§ WHAT TO PRODUCE
Return each line of the listing below, unchanged, and omit the images.

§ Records
· · · · ·
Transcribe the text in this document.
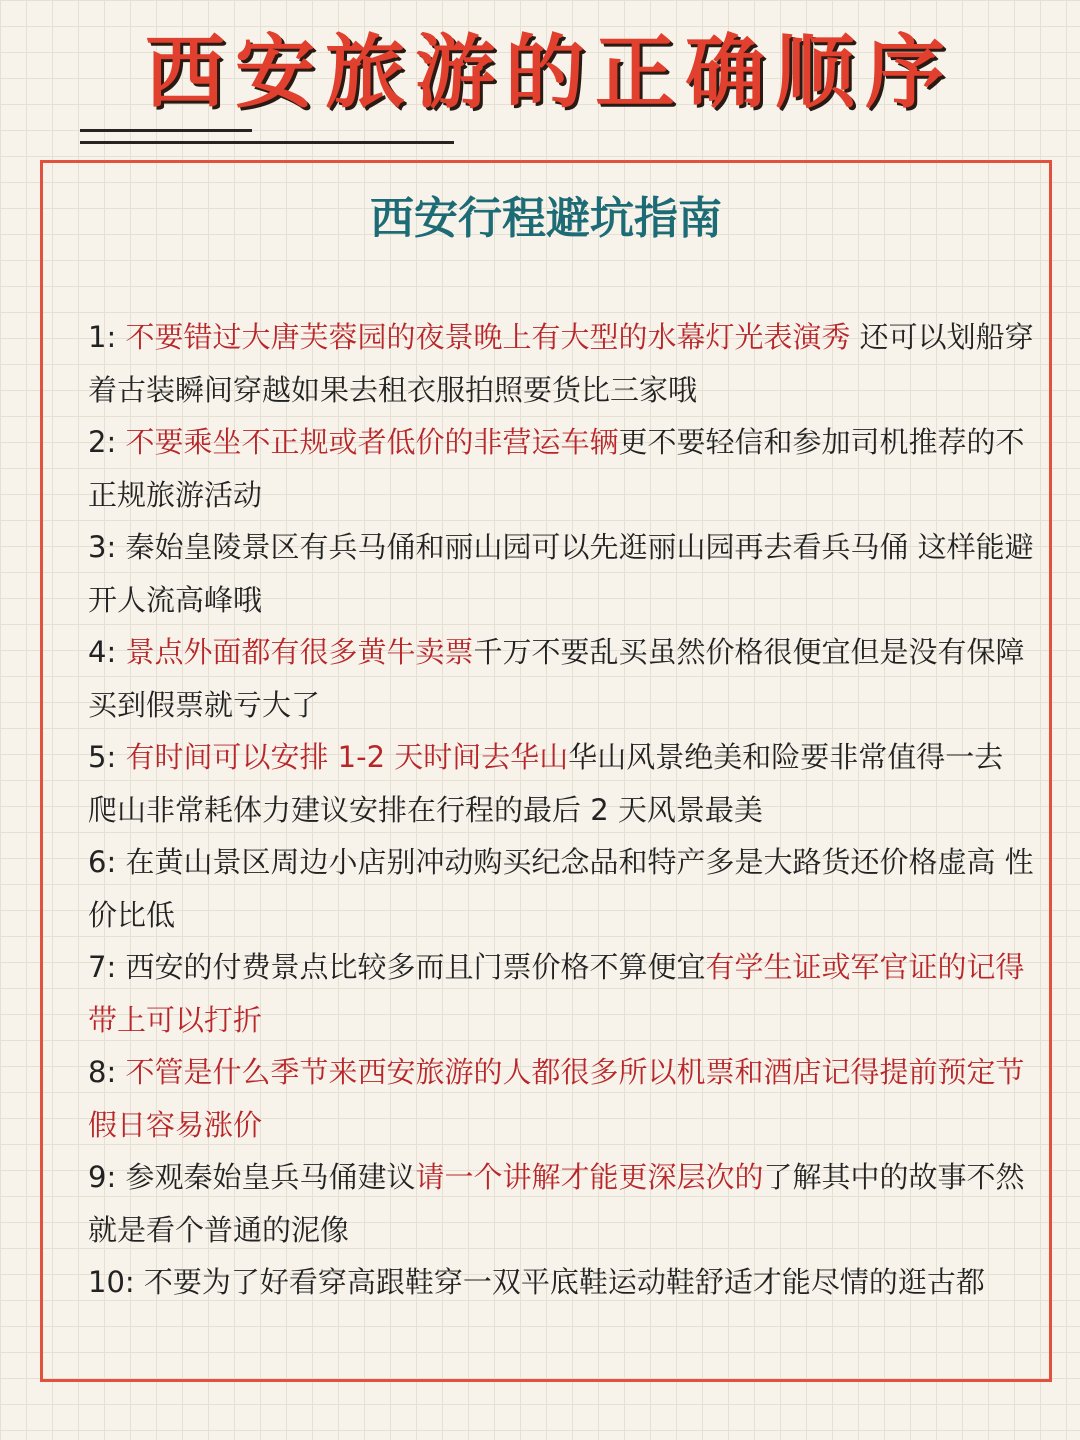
西安旅游的正确顺序
西安行程避坑指南
1: 不要错过大唐芙蓉园的夜景晚上有大型的水幕灯光表演秀 还可以划船穿着古装瞬间穿越如果去租衣服拍照要货比三家哦
2: 不要乘坐不正规或者低价的非营运车辆更不要轻信和参加司机推荐的不正规旅游活动
3: 秦始皇陵景区有兵马俑和丽山园可以先逛丽山园再去看兵马俑 这样能避开人流高峰哦
4: 景点外面都有很多黄牛卖票千万不要乱买虽然价格很便宜但是没有保障 买到假票就亏大了
5: 有时间可以安排 1-2 天时间去华山华山风景绝美和险要非常值得一去 爬山非常耗体力建议安排在行程的最后 2 天风景最美
6: 在黄山景区周边小店别冲动购买纪念品和特产多是大路货还价格虚高 性价比低
7: 西安的付费景点比较多而且门票价格不算便宜有学生证或军官证的记得带上可以打折
8: 不管是什么季节来西安旅游的人都很多所以机票和酒店记得提前预定节假日容易涨价
9: 参观秦始皇兵马俑建议请一个讲解才能更深层次的了解其中的故事不然就是看个普通的泥像
10: 不要为了好看穿高跟鞋穿一双平底鞋运动鞋舒适才能尽情的逛古都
· · · · ·
§ EXERCISE SOLUTION
Transcribe the text in this document.
西安旅游的正确顺序
西安行程避坑指南
1: 不要错过大唐芙蓉园的夜景晚上有大型的水幕灯光表演秀 还可以划船穿着古装瞬间穿越如果去租衣服拍照要货比三家哦
2: 不要乘坐不正规或者低价的非营运车辆更不要轻信和参加司机推荐的不正规旅游活动
3: 秦始皇陵景区有兵马俑和丽山园可以先逛丽山园再去看兵马俑 这样能避开人流高峰哦
4: 景点外面都有很多黄牛卖票千万不要乱买虽然价格很便宜但是没有保障 买到假票就亏大了
5: 有时间可以安排 1-2 天时间去华山华山风景绝美和险要非常值得一去 爬山非常耗体力建议安排在行程的最后 2 天风景最美
6: 在黄山景区周边小店别冲动购买纪念品和特产多是大路货还价格虚高 性价比低
7: 西安的付费景点比较多而且门票价格不算便宜有学生证或军官证的记得带上可以打折
8: 不管是什么季节来西安旅游的人都很多所以机票和酒店记得提前预定节假日容易涨价
9: 参观秦始皇兵马俑建议请一个讲解才能更深层次的了解其中的故事不然就是看个普通的泥像
10: 不要为了好看穿高跟鞋穿一双平底鞋运动鞋舒适才能尽情的逛古都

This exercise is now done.